* [Problems and tasks]
1. Answer these questions using the article on Hain Celestial:
(a) What does Hain Celestial call the approach to product labeling that it backs?
(b) What is the name of the CPG industry's front-of-package labeling program?
(c) Where is Hain Celestial based?
2. In the article on Hain Celestial, write out the passage starting with "The Hain Celestial" and going on through "earlier this year.", substituting "guidelines" for "standards" each time it occurs.

* [Passage provided]

_ _ _ _

Hain Celestial Expresses ‘Nutrition Keys’ Qualms

The Hain Celestial Group Inc. backs what it calls a “back-to-basics approach to product labeling,” and is urging all consumer packaged goods companies to adopt truth-in-labeling standards. The company’s standards, however, aren’t necessarily those of the CPG industry’s “Nutrition Keys” front-of -package labeling program, which launched earlier this year.

"As the natural and organic leader in consumer packaged goods, Hain Celestial's mission statement is built around 'A Healthy Way of Life' with healthy and nutritional sustainable food choices,” noted Irwin D. Simon, president and CEO of Melville, N.Y.-based Hain Celestial. “Nutrition Keys’ on-pack information may disguise the true character of a product in order to induce purchase and influence consumers' selections.”

_ _ _ _

[Records from a collection]
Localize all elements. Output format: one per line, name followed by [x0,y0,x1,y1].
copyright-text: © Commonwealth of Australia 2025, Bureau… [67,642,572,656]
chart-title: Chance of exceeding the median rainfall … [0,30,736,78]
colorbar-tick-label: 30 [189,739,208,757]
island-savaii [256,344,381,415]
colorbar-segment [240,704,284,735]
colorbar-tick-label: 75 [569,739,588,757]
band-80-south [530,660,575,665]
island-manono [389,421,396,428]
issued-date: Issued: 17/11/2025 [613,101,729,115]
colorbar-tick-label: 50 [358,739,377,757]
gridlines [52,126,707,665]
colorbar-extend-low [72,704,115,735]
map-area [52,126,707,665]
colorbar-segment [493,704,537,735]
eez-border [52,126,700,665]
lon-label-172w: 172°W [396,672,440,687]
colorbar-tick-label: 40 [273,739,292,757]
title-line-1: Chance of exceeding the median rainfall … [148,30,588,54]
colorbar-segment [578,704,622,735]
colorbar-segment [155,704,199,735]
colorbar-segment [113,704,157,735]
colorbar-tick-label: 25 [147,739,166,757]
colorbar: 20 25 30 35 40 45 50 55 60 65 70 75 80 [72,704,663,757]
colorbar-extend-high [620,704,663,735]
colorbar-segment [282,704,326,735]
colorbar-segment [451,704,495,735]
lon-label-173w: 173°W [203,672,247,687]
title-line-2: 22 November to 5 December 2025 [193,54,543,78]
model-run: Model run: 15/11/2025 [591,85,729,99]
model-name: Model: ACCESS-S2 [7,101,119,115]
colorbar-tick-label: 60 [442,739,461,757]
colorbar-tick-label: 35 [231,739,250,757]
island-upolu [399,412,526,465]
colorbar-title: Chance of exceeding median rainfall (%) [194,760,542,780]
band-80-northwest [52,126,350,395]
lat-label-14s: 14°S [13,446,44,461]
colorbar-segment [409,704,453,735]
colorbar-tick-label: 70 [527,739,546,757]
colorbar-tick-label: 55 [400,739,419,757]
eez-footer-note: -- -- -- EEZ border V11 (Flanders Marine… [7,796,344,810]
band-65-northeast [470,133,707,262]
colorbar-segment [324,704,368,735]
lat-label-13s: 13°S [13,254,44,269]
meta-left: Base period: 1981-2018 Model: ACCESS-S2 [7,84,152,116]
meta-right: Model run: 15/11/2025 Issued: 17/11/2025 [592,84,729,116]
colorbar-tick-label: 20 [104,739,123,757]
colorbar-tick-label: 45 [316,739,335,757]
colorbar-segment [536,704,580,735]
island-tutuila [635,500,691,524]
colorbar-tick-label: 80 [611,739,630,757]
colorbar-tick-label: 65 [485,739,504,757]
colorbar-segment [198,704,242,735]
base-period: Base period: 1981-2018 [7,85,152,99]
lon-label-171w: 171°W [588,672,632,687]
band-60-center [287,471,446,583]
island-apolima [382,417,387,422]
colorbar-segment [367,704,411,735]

_ _ _ _

* [List of answers]
1.
(a) A "back-to-basics approach to product labeling"
(b) Nutrition Keys
(c) Melville, N.Y.

2.
The Hain Celestial Group Inc. backs what it calls a “back-to-basics approach to product labeling,” and is urging all consumer packaged goods companies to adopt truth-in-labeling guidelines. The company’s guidelines, however, aren’t necessarily those of the CPG industry’s “Nutrition Keys” front-of -package labeling program, which launched earlier this year.